— Start DATA TO USE —

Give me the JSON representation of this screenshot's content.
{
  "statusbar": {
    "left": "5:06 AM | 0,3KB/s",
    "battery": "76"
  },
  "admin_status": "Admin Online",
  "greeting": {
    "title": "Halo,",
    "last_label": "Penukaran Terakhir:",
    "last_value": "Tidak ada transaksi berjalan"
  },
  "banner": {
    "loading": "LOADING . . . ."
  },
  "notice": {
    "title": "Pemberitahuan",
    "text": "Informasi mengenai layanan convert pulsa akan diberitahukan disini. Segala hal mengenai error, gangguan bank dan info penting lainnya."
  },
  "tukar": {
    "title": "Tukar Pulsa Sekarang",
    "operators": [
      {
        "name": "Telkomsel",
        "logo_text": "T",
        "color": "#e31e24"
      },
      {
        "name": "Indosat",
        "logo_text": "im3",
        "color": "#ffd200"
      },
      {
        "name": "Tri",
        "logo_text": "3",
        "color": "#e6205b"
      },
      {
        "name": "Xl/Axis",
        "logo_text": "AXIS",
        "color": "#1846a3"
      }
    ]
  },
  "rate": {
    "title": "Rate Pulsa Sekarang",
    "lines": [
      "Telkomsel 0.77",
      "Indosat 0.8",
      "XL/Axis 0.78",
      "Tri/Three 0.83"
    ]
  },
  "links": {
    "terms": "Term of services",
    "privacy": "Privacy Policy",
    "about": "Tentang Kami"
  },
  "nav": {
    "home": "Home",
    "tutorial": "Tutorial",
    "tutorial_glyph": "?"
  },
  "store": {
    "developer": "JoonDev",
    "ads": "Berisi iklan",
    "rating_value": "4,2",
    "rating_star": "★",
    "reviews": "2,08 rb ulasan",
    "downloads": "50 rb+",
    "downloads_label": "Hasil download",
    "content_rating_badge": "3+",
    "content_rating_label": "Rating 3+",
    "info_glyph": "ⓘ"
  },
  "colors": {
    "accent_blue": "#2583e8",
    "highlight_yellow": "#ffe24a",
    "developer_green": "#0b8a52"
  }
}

— End DATA TO USE —

WHAT YOU SHOULD DO: Each record above must be given again exactly.

ANSWER:
Give me the JSON representation of this screenshot's content.
{
  "statusbar": {
    "left": "5:06 AM | 0,3KB/s",
    "battery": "76"
  },
  "admin_status": "Admin Online",
  "greeting": {
    "title": "Halo,",
    "last_label": "Penukaran Terakhir:",
    "last_value": "Tidak ada transaksi berjalan"
  },
  "banner": {
    "loading": "LOADING . . . ."
  },
  "notice": {
    "title": "Pemberitahuan",
    "text": "Informasi mengenai layanan convert pulsa akan diberitahukan disini. Segala hal mengenai error, gangguan bank dan info penting lainnya."
  },
  "tukar": {
    "title": "Tukar Pulsa Sekarang",
    "operators": [
      {
        "name": "Telkomsel",
        "logo_text": "T",
        "color": "#e31e24"
      },
      {
        "name": "Indosat",
        "logo_text": "im3",
        "color": "#ffd200"
      },
      {
        "name": "Tri",
        "logo_text": "3",
        "color": "#e6205b"
      },
      {
        "name": "Xl/Axis",
        "logo_text": "AXIS",
        "color": "#1846a3"
      }
    ]
  },
  "rate": {
    "title": "Rate Pulsa Sekarang",
    "lines": [
      "Telkomsel 0.77",
      "Indosat 0.8",
      "XL/Axis 0.78",
      "Tri/Three 0.83"
    ]
  },
  "links": {
    "terms": "Term of services",
    "privacy": "Privacy Policy",
    "about": "Tentang Kami"
  },
  "nav": {
    "home": "Home",
    "tutorial": "Tutorial",
    "tutorial_glyph": "?"
  },
  "store": {
    "developer": "JoonDev",
    "ads": "Berisi iklan",
    "rating_value": "4,2",
    "rating_star": "★",
    "reviews": "2,08 rb ulasan",
    "downloads": "50 rb+",
    "downloads_label": "Hasil download",
    "content_rating_badge": "3+",
    "content_rating_label": "Rating 3+",
    "info_glyph": "ⓘ"
  },
  "colors": {
    "accent_blue": "#2583e8",
    "highlight_yellow": "#ffe24a",
    "developer_green": "#0b8a52"
  }
}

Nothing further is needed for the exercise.